## Data
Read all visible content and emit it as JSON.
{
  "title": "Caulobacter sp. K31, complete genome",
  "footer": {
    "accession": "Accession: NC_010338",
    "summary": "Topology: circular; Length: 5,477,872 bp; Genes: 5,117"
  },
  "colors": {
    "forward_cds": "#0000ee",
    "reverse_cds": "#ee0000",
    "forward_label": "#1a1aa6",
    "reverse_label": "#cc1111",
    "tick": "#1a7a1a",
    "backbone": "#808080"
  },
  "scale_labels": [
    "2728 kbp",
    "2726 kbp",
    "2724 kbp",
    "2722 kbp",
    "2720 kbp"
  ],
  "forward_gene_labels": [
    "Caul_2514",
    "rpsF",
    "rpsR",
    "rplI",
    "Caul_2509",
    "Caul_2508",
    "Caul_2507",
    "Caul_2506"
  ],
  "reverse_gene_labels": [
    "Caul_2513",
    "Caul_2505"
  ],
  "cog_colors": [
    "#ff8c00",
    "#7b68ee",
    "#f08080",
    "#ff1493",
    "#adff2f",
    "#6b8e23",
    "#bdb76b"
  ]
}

## Work required
Copy the records word for word.

## Response area
Read all visible content and emit it as JSON.
{
  "title": "Caulobacter sp. K31, complete genome",
  "footer": {
    "accession": "Accession: NC_010338",
    "summary": "Topology: circular; Length: 5,477,872 bp; Genes: 5,117"
  },
  "colors": {
    "forward_cds": "#0000ee",
    "reverse_cds": "#ee0000",
    "forward_label": "#1a1aa6",
    "reverse_label": "#cc1111",
    "tick": "#1a7a1a",
    "backbone": "#808080"
  },
  "scale_labels": [
    "2728 kbp",
    "2726 kbp",
    "2724 kbp",
    "2722 kbp",
    "2720 kbp"
  ],
  "forward_gene_labels": [
    "Caul_2514",
    "rpsF",
    "rpsR",
    "rplI",
    "Caul_2509",
    "Caul_2508",
    "Caul_2507",
    "Caul_2506"
  ],
  "reverse_gene_labels": [
    "Caul_2513",
    "Caul_2505"
  ],
  "cog_colors": [
    "#ff8c00",
    "#7b68ee",
    "#f08080",
    "#ff1493",
    "#adff2f",
    "#6b8e23",
    "#bdb76b"
  ]
}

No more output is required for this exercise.